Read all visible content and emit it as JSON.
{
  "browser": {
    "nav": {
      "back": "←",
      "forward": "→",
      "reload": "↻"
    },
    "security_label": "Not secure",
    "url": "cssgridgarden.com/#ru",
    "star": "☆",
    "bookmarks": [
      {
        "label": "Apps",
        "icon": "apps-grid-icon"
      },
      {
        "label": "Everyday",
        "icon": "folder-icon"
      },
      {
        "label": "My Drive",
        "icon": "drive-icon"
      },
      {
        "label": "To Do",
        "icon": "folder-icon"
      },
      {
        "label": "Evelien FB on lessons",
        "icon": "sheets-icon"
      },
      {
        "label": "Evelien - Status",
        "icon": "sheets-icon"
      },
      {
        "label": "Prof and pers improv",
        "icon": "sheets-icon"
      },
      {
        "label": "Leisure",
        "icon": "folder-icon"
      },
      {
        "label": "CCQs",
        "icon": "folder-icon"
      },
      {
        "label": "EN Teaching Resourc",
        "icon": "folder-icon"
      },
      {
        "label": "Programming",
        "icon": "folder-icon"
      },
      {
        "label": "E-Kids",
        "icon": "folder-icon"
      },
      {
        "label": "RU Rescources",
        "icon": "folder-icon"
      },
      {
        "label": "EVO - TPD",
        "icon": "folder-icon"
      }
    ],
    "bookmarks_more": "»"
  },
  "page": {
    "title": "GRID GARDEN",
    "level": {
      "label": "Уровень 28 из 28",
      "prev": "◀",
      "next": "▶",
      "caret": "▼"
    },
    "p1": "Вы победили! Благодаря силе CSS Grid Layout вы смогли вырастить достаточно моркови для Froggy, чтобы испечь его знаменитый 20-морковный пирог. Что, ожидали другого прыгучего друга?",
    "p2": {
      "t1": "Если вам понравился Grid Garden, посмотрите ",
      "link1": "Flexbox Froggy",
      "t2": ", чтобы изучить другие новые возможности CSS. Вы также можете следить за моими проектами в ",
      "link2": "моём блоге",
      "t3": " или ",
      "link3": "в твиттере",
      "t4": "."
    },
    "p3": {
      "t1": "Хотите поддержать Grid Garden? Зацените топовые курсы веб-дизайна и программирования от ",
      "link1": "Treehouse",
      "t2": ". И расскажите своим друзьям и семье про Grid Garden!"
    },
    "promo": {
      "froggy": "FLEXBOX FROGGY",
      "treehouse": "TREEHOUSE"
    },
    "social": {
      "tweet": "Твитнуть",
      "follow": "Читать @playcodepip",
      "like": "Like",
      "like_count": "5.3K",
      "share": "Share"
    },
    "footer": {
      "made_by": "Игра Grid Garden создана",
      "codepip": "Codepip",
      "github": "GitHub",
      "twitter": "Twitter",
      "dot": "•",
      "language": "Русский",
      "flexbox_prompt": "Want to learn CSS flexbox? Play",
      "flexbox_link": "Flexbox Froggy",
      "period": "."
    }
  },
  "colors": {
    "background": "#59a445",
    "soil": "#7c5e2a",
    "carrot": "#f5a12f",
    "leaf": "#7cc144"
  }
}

▸ **Given task**
Reproduce the material precisely, including every line.

▸ **Exercise solution**
Read all visible content and emit it as JSON.
{
  "browser": {
    "nav": {
      "back": "←",
      "forward": "→",
      "reload": "↻"
    },
    "security_label": "Not secure",
    "url": "cssgridgarden.com/#ru",
    "star": "☆",
    "bookmarks": [
      {
        "label": "Apps",
        "icon": "apps-grid-icon"
      },
      {
        "label": "Everyday",
        "icon": "folder-icon"
      },
      {
        "label": "My Drive",
        "icon": "drive-icon"
      },
      {
        "label": "To Do",
        "icon": "folder-icon"
      },
      {
        "label": "Evelien FB on lessons",
        "icon": "sheets-icon"
      },
      {
        "label": "Evelien - Status",
        "icon": "sheets-icon"
      },
      {
        "label": "Prof and pers improv",
        "icon": "sheets-icon"
      },
      {
        "label": "Leisure",
        "icon": "folder-icon"
      },
      {
        "label": "CCQs",
        "icon": "folder-icon"
      },
      {
        "label": "EN Teaching Resourc",
        "icon": "folder-icon"
      },
      {
        "label": "Programming",
        "icon": "folder-icon"
      },
      {
        "label": "E-Kids",
        "icon": "folder-icon"
      },
      {
        "label": "RU Rescources",
        "icon": "folder-icon"
      },
      {
        "label": "EVO - TPD",
        "icon": "folder-icon"
      }
    ],
    "bookmarks_more": "»"
  },
  "page": {
    "title": "GRID GARDEN",
    "level": {
      "label": "Уровень 28 из 28",
      "prev": "◀",
      "next": "▶",
      "caret": "▼"
    },
    "p1": "Вы победили! Благодаря силе CSS Grid Layout вы смогли вырастить достаточно моркови для Froggy, чтобы испечь его знаменитый 20-морковный пирог. Что, ожидали другого прыгучего друга?",
    "p2": {
      "t1": "Если вам понравился Grid Garden, посмотрите ",
      "link1": "Flexbox Froggy",
      "t2": ", чтобы изучить другие новые возможности CSS. Вы также можете следить за моими проектами в ",
      "link2": "моём блоге",
      "t3": " или ",
      "link3": "в твиттере",
      "t4": "."
    },
    "p3": {
      "t1": "Хотите поддержать Grid Garden? Зацените топовые курсы веб-дизайна и программирования от ",
      "link1": "Treehouse",
      "t2": ". И расскажите своим друзьям и семье про Grid Garden!"
    },
    "promo": {
      "froggy": "FLEXBOX FROGGY",
      "treehouse": "TREEHOUSE"
    },
    "social": {
      "tweet": "Твитнуть",
      "follow": "Читать @playcodepip",
      "like": "Like",
      "like_count": "5.3K",
      "share": "Share"
    },
    "footer": {
      "made_by": "Игра Grid Garden создана",
      "codepip": "Codepip",
      "github": "GitHub",
      "twitter": "Twitter",
      "dot": "•",
      "language": "Русский",
      "flexbox_prompt": "Want to learn CSS flexbox? Play",
      "flexbox_link": "Flexbox Froggy",
      "period": "."
    }
  },
  "colors": {
    "background": "#59a445",
    "soil": "#7c5e2a",
    "carrot": "#f5a12f",
    "leaf": "#7cc144"
  }
}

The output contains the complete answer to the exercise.